SHORT PROBLEM
Copy the lines holding the word "this", all of them.

EXTRACTED DATA

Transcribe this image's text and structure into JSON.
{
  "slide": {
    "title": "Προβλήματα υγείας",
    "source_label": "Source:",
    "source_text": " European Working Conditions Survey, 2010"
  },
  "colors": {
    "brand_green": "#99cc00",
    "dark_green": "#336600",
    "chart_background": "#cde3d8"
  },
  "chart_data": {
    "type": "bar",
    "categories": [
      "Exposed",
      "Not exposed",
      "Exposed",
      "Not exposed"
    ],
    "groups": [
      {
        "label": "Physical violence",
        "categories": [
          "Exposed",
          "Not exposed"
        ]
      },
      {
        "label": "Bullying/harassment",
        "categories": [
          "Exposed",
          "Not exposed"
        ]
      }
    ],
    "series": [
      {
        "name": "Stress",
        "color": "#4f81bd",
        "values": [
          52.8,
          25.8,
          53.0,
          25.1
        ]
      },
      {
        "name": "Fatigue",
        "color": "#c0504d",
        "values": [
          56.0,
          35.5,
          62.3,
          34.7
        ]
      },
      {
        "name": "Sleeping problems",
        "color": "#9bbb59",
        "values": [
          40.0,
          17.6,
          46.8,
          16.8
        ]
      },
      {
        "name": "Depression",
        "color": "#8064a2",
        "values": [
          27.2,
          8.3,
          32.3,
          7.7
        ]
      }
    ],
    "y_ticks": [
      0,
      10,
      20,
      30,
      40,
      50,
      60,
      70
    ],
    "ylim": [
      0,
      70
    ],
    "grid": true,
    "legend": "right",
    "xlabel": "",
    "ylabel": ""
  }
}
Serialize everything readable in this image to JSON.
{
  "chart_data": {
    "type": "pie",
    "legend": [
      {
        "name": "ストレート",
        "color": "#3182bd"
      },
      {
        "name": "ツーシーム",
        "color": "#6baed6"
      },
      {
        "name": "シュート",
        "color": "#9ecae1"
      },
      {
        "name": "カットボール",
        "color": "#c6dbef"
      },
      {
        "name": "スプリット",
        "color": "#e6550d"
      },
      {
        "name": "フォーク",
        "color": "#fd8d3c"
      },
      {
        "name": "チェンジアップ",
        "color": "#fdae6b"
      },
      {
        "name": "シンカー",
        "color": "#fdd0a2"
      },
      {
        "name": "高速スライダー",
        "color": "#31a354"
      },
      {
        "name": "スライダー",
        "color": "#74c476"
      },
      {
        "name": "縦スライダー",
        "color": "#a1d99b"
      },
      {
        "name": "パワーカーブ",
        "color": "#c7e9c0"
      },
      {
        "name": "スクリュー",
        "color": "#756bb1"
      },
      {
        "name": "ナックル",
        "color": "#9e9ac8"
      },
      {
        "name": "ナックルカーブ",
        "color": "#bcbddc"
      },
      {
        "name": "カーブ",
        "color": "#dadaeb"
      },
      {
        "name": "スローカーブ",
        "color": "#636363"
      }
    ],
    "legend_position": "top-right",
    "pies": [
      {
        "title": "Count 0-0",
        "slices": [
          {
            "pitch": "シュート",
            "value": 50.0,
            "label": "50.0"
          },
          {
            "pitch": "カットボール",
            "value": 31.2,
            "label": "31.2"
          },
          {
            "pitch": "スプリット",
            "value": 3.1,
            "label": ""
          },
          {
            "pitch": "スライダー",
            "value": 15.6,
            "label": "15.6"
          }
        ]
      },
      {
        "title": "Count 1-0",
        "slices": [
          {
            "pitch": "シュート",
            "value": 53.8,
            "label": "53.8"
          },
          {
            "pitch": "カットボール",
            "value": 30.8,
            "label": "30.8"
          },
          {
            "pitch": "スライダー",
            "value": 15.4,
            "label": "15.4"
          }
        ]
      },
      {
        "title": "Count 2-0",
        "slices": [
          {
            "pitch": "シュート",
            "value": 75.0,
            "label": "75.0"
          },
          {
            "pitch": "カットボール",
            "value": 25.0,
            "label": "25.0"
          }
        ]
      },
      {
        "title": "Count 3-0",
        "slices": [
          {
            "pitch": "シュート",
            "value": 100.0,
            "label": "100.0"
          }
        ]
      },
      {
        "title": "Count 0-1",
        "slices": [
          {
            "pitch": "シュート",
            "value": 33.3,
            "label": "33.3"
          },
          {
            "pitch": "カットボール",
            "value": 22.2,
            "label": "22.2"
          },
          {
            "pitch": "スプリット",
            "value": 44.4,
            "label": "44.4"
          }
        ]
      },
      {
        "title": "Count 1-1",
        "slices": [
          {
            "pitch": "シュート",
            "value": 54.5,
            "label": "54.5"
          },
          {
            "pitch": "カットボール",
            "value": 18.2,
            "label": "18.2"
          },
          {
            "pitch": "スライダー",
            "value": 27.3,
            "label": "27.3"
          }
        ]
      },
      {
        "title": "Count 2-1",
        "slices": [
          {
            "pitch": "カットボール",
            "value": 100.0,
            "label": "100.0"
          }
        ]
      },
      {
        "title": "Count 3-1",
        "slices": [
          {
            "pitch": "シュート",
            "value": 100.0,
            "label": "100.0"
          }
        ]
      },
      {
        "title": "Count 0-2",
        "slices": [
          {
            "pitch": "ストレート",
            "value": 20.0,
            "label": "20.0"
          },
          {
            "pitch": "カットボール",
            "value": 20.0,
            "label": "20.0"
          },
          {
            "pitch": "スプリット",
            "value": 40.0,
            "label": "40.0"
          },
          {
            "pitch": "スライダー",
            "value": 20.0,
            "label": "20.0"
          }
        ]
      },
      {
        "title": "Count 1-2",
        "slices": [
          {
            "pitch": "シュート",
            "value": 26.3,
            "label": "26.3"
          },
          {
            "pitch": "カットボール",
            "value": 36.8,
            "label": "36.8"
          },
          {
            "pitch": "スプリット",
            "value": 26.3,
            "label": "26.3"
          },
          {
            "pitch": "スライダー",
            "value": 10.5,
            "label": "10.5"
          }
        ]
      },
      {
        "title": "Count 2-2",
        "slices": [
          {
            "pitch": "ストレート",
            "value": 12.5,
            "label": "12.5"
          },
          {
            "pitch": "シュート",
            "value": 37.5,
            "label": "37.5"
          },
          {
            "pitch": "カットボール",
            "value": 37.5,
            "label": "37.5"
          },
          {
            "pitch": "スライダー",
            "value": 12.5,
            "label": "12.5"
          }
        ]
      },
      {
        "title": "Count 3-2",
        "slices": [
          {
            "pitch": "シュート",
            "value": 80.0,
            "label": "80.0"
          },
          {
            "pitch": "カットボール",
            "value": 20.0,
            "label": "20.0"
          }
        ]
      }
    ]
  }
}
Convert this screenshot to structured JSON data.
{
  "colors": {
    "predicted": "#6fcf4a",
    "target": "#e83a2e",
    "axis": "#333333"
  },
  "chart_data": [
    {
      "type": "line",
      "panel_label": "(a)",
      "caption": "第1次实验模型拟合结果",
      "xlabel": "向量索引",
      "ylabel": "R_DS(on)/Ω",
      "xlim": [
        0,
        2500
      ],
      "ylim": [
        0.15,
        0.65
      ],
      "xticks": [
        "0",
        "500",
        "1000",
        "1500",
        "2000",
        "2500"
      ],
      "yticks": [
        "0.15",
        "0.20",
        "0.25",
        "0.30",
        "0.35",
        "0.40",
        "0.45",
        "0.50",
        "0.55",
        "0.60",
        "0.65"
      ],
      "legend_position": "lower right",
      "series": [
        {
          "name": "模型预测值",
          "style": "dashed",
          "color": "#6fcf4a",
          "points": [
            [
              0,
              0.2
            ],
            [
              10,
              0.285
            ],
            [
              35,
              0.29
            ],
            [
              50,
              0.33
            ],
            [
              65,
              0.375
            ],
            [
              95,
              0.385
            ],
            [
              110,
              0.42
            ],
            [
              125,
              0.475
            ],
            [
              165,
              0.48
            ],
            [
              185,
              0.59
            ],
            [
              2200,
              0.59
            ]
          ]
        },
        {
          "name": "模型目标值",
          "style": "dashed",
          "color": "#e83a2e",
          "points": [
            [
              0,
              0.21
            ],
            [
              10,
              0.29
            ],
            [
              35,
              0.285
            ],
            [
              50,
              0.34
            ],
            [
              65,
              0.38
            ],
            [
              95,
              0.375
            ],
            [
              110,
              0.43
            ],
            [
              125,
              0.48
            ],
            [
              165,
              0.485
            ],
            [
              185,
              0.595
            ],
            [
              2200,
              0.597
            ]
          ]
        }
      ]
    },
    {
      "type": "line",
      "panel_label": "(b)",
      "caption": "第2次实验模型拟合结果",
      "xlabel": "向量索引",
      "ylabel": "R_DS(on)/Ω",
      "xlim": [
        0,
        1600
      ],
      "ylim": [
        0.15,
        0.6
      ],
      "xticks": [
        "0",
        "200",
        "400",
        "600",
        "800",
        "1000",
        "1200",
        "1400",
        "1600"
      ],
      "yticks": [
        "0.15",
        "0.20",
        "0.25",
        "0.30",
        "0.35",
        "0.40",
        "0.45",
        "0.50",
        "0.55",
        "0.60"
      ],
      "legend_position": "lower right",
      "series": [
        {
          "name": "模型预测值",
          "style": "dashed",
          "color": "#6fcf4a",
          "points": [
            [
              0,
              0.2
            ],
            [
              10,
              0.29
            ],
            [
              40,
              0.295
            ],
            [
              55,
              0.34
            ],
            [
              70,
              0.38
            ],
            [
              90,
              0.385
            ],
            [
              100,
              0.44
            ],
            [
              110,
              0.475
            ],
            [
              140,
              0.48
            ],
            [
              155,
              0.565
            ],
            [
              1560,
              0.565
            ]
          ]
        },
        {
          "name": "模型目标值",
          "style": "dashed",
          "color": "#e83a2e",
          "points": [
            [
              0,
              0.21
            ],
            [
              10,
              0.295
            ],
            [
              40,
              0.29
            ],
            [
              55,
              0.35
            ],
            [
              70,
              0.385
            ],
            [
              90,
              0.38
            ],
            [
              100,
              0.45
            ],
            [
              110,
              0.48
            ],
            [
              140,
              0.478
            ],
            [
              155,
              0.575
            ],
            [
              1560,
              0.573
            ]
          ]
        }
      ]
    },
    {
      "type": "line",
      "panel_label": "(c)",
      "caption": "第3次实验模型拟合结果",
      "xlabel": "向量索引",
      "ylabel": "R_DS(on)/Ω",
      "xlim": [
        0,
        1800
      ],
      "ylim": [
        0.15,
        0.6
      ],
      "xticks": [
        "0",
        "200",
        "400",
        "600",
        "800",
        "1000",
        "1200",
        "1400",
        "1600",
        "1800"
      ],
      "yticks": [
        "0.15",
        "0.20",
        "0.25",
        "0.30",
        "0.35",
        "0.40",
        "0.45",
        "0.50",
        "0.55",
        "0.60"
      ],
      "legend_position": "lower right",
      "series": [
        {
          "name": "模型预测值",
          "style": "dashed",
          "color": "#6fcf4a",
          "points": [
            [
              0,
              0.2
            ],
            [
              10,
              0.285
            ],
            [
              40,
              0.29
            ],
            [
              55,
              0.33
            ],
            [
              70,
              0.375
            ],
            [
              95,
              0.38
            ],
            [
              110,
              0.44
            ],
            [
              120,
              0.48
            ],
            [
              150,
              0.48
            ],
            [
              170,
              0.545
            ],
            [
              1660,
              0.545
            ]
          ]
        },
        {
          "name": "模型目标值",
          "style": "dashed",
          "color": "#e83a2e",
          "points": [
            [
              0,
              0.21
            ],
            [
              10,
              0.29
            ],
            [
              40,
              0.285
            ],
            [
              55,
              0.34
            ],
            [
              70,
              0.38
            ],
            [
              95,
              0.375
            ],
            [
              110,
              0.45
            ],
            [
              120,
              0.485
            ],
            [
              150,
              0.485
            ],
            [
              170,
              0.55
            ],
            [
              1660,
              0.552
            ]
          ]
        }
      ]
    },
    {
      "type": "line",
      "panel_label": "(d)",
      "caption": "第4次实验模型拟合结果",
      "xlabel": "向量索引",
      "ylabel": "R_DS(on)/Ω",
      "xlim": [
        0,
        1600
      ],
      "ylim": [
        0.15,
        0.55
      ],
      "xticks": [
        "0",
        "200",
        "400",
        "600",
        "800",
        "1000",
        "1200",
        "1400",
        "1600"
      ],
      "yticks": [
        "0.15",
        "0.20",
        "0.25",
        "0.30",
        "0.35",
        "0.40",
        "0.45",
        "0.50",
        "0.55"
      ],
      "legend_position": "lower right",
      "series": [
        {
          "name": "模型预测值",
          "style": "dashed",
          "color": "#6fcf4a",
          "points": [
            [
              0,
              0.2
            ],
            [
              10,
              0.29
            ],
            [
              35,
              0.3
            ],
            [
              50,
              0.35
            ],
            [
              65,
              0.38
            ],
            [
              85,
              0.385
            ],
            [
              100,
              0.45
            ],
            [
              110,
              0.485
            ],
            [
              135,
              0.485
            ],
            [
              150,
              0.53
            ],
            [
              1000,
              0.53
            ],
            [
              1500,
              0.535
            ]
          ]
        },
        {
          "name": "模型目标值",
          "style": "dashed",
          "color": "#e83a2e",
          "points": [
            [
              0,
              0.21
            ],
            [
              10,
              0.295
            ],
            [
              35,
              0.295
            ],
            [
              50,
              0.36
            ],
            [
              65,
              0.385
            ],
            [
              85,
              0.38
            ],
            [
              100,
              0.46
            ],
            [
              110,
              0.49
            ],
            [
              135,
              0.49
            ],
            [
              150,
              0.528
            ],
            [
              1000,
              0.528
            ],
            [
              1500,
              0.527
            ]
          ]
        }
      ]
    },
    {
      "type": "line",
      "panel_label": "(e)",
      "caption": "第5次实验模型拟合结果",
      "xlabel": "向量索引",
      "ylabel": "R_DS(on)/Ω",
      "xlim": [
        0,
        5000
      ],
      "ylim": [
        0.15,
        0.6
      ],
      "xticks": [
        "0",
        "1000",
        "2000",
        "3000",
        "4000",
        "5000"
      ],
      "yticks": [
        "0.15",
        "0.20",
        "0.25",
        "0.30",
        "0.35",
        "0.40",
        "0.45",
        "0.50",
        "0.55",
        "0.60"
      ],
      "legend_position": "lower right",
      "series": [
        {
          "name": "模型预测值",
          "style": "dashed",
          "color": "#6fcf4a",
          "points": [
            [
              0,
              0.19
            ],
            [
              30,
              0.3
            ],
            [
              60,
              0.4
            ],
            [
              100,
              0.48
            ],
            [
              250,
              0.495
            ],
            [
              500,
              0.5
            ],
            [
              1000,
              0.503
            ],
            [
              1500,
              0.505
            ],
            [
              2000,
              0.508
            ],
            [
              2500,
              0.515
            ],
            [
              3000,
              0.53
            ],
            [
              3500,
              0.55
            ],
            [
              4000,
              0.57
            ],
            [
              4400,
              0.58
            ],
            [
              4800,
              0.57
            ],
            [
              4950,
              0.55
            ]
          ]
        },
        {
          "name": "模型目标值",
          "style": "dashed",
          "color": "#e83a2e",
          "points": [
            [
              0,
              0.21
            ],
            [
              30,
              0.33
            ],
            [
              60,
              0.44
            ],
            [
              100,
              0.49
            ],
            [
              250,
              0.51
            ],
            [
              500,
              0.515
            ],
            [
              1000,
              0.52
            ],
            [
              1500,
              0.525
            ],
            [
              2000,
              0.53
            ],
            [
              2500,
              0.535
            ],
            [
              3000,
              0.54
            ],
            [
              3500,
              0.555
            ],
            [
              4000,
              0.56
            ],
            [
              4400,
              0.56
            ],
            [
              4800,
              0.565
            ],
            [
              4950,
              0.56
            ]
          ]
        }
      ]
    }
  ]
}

ANSWER TO THE PROBLEM
Transcribe this image's text and structure into JSON.
Serialize everything readable in this image to JSON.
Convert this screenshot to structured JSON data.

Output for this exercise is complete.